- [REQUIREMENT]
Each entry must appear again exactly as it does in the source.

** Begin GIVEN INFORMATION **

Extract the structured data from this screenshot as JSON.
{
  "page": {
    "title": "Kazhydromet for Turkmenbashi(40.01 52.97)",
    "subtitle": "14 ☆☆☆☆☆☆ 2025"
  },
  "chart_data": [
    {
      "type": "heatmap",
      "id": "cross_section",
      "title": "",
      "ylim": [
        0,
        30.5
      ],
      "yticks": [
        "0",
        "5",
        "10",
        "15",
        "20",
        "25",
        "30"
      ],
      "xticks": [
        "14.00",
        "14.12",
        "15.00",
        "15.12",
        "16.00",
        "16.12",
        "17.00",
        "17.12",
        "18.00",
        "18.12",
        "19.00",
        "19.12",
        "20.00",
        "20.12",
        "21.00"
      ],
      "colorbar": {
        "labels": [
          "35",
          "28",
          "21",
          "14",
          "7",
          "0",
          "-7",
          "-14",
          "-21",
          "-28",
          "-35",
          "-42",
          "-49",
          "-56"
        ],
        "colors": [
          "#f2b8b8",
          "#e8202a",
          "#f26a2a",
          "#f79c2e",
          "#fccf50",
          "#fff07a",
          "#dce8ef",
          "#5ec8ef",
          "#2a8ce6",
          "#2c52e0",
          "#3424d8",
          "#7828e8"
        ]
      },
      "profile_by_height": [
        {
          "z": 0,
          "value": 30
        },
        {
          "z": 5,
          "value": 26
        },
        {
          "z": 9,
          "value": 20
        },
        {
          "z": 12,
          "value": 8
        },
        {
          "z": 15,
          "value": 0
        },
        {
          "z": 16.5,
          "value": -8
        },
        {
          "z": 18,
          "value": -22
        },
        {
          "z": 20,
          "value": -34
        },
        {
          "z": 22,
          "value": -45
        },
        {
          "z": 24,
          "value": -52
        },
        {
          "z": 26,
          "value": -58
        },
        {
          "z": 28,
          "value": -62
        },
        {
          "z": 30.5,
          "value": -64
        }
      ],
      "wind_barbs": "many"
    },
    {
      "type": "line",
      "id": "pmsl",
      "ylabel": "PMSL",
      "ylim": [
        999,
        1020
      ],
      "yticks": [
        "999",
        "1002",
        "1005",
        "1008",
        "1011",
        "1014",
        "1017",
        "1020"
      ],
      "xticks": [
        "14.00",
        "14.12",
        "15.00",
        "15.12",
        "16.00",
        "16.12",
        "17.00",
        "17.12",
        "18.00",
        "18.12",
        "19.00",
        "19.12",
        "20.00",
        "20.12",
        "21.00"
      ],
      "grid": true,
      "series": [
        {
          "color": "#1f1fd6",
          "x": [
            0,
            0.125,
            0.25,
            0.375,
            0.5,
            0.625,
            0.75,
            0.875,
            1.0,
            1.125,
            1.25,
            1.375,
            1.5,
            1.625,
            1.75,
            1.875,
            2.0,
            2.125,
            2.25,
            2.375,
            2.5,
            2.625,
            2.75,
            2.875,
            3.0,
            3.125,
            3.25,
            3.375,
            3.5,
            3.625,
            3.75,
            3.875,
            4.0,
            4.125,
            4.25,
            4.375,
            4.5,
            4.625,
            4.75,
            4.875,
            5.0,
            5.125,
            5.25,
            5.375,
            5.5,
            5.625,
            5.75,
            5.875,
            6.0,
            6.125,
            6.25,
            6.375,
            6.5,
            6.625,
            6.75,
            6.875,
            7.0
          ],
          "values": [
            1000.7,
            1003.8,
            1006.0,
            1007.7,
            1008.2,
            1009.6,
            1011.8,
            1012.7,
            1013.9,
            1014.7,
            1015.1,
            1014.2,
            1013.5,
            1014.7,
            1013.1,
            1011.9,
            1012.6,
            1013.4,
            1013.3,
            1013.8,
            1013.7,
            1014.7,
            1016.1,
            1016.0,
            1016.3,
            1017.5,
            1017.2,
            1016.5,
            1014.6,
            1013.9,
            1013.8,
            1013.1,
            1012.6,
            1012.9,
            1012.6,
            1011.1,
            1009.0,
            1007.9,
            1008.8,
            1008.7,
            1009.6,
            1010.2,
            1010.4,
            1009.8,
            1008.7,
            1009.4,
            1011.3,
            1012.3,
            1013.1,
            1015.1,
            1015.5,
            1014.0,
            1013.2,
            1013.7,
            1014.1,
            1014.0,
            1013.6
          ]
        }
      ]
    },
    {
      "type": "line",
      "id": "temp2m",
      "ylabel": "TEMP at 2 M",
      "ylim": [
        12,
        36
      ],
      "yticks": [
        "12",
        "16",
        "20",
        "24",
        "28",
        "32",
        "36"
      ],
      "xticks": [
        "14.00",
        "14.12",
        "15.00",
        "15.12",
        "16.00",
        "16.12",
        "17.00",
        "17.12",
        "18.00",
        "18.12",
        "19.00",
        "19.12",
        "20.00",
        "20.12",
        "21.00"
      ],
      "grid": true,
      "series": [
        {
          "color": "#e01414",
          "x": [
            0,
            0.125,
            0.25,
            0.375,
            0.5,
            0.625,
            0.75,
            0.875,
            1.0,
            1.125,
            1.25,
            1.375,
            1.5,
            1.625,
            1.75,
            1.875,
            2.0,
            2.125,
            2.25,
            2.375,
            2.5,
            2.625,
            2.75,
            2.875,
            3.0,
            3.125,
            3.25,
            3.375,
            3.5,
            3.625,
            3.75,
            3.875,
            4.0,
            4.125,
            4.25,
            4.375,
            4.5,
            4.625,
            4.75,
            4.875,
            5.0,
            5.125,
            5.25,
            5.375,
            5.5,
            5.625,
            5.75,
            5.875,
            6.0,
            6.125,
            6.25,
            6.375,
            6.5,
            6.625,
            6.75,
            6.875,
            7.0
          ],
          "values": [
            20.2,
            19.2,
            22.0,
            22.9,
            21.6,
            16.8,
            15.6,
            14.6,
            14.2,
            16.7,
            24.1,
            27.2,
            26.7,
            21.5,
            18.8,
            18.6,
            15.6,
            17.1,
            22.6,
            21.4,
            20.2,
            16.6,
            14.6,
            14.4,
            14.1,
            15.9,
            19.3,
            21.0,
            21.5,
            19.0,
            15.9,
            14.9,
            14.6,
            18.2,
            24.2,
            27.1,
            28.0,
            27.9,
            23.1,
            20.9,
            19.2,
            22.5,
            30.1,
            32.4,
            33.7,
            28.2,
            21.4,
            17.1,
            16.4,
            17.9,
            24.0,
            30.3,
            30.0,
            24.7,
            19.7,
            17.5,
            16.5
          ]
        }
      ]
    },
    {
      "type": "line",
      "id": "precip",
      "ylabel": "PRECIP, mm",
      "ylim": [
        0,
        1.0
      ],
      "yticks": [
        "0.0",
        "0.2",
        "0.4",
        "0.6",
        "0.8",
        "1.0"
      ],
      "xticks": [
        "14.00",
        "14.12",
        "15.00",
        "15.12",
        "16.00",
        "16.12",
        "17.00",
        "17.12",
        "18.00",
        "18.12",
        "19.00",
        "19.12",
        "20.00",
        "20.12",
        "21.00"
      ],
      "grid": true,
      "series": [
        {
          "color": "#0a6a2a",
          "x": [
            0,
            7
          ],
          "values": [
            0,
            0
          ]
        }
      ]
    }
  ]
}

** End GIVEN INFORMATION **

- [RESULT OF THE EXERCISE]
Extract the structured data from this screenshot as JSON.
{
  "page": {
    "title": "Kazhydromet for Turkmenbashi(40.01 52.97)",
    "subtitle": "14 ☆☆☆☆☆☆ 2025"
  },
  "chart_data": [
    {
      "type": "heatmap",
      "id": "cross_section",
      "title": "",
      "ylim": [
        0,
        30.5
      ],
      "yticks": [
        "0",
        "5",
        "10",
        "15",
        "20",
        "25",
        "30"
      ],
      "xticks": [
        "14.00",
        "14.12",
        "15.00",
        "15.12",
        "16.00",
        "16.12",
        "17.00",
        "17.12",
        "18.00",
        "18.12",
        "19.00",
        "19.12",
        "20.00",
        "20.12",
        "21.00"
      ],
      "colorbar": {
        "labels": [
          "35",
          "28",
          "21",
          "14",
          "7",
          "0",
          "-7",
          "-14",
          "-21",
          "-28",
          "-35",
          "-42",
          "-49",
          "-56"
        ],
        "colors": [
          "#f2b8b8",
          "#e8202a",
          "#f26a2a",
          "#f79c2e",
          "#fccf50",
          "#fff07a",
          "#dce8ef",
          "#5ec8ef",
          "#2a8ce6",
          "#2c52e0",
          "#3424d8",
          "#7828e8"
        ]
      },
      "profile_by_height": [
        {
          "z": 0,
          "value": 30
        },
        {
          "z": 5,
          "value": 26
        },
        {
          "z": 9,
          "value": 20
        },
        {
          "z": 12,
          "value": 8
        },
        {
          "z": 15,
          "value": 0
        },
        {
          "z": 16.5,
          "value": -8
        },
        {
          "z": 18,
          "value": -22
        },
        {
          "z": 20,
          "value": -34
        },
        {
          "z": 22,
          "value": -45
        },
        {
          "z": 24,
          "value": -52
        },
        {
          "z": 26,
          "value": -58
        },
        {
          "z": 28,
          "value": -62
        },
        {
          "z": 30.5,
          "value": -64
        }
      ],
      "wind_barbs": "many"
    },
    {
      "type": "line",
      "id": "pmsl",
      "ylabel": "PMSL",
      "ylim": [
        999,
        1020
      ],
      "yticks": [
        "999",
        "1002",
        "1005",
        "1008",
        "1011",
        "1014",
        "1017",
        "1020"
      ],
      "xticks": [
        "14.00",
        "14.12",
        "15.00",
        "15.12",
        "16.00",
        "16.12",
        "17.00",
        "17.12",
        "18.00",
        "18.12",
        "19.00",
        "19.12",
        "20.00",
        "20.12",
        "21.00"
      ],
      "grid": true,
      "series": [
        {
          "color": "#1f1fd6",
          "x": [
            0,
            0.125,
            0.25,
            0.375,
            0.5,
            0.625,
            0.75,
            0.875,
            1.0,
            1.125,
            1.25,
            1.375,
            1.5,
            1.625,
            1.75,
            1.875,
            2.0,
            2.125,
            2.25,
            2.375,
            2.5,
            2.625,
            2.75,
            2.875,
            3.0,
            3.125,
            3.25,
            3.375,
            3.5,
            3.625,
            3.75,
            3.875,
            4.0,
            4.125,
            4.25,
            4.375,
            4.5,
            4.625,
            4.75,
            4.875,
            5.0,
            5.125,
            5.25,
            5.375,
            5.5,
            5.625,
            5.75,
            5.875,
            6.0,
            6.125,
            6.25,
            6.375,
            6.5,
            6.625,
            6.75,
            6.875,
            7.0
          ],
          "values": [
            1000.7,
            1003.8,
            1006.0,
            1007.7,
            1008.2,
            1009.6,
            1011.8,
            1012.7,
            1013.9,
            1014.7,
            1015.1,
            1014.2,
            1013.5,
            1014.7,
            1013.1,
            1011.9,
            1012.6,
            1013.4,
            1013.3,
            1013.8,
            1013.7,
            1014.7,
            1016.1,
            1016.0,
            1016.3,
            1017.5,
            1017.2,
            1016.5,
            1014.6,
            1013.9,
            1013.8,
            1013.1,
            1012.6,
            1012.9,
            1012.6,
            1011.1,
            1009.0,
            1007.9,
            1008.8,
            1008.7,
            1009.6,
            1010.2,
            1010.4,
            1009.8,
            1008.7,
            1009.4,
            1011.3,
            1012.3,
            1013.1,
            1015.1,
            1015.5,
            1014.0,
            1013.2,
            1013.7,
            1014.1,
            1014.0,
            1013.6
          ]
        }
      ]
    },
    {
      "type": "line",
      "id": "temp2m",
      "ylabel": "TEMP at 2 M",
      "ylim": [
        12,
        36
      ],
      "yticks": [
        "12",
        "16",
        "20",
        "24",
        "28",
        "32",
        "36"
      ],
      "xticks": [
        "14.00",
        "14.12",
        "15.00",
        "15.12",
        "16.00",
        "16.12",
        "17.00",
        "17.12",
        "18.00",
        "18.12",
        "19.00",
        "19.12",
        "20.00",
        "20.12",
        "21.00"
      ],
      "grid": true,
      "series": [
        {
          "color": "#e01414",
          "x": [
            0,
            0.125,
            0.25,
            0.375,
            0.5,
            0.625,
            0.75,
            0.875,
            1.0,
            1.125,
            1.25,
            1.375,
            1.5,
            1.625,
            1.75,
            1.875,
            2.0,
            2.125,
            2.25,
            2.375,
            2.5,
            2.625,
            2.75,
            2.875,
            3.0,
            3.125,
            3.25,
            3.375,
            3.5,
            3.625,
            3.75,
            3.875,
            4.0,
            4.125,
            4.25,
            4.375,
            4.5,
            4.625,
            4.75,
            4.875,
            5.0,
            5.125,
            5.25,
            5.375,
            5.5,
            5.625,
            5.75,
            5.875,
            6.0,
            6.125,
            6.25,
            6.375,
            6.5,
            6.625,
            6.75,
            6.875,
            7.0
          ],
          "values": [
            20.2,
            19.2,
            22.0,
            22.9,
            21.6,
            16.8,
            15.6,
            14.6,
            14.2,
            16.7,
            24.1,
            27.2,
            26.7,
            21.5,
            18.8,
            18.6,
            15.6,
            17.1,
            22.6,
            21.4,
            20.2,
            16.6,
            14.6,
            14.4,
            14.1,
            15.9,
            19.3,
            21.0,
            21.5,
            19.0,
            15.9,
            14.9,
            14.6,
            18.2,
            24.2,
            27.1,
            28.0,
            27.9,
            23.1,
            20.9,
            19.2,
            22.5,
            30.1,
            32.4,
            33.7,
            28.2,
            21.4,
            17.1,
            16.4,
            17.9,
            24.0,
            30.3,
            30.0,
            24.7,
            19.7,
            17.5,
            16.5
          ]
        }
      ]
    },
    {
      "type": "line",
      "id": "precip",
      "ylabel": "PRECIP, mm",
      "ylim": [
        0,
        1.0
      ],
      "yticks": [
        "0.0",
        "0.2",
        "0.4",
        "0.6",
        "0.8",
        "1.0"
      ],
      "xticks": [
        "14.00",
        "14.12",
        "15.00",
        "15.12",
        "16.00",
        "16.12",
        "17.00",
        "17.12",
        "18.00",
        "18.12",
        "19.00",
        "19.12",
        "20.00",
        "20.12",
        "21.00"
      ],
      "grid": true,
      "series": [
        {
          "color": "#0a6a2a",
          "x": [
            0,
            7
          ],
          "values": [
            0,
            0
          ]
        }
      ]
    }
  ]
}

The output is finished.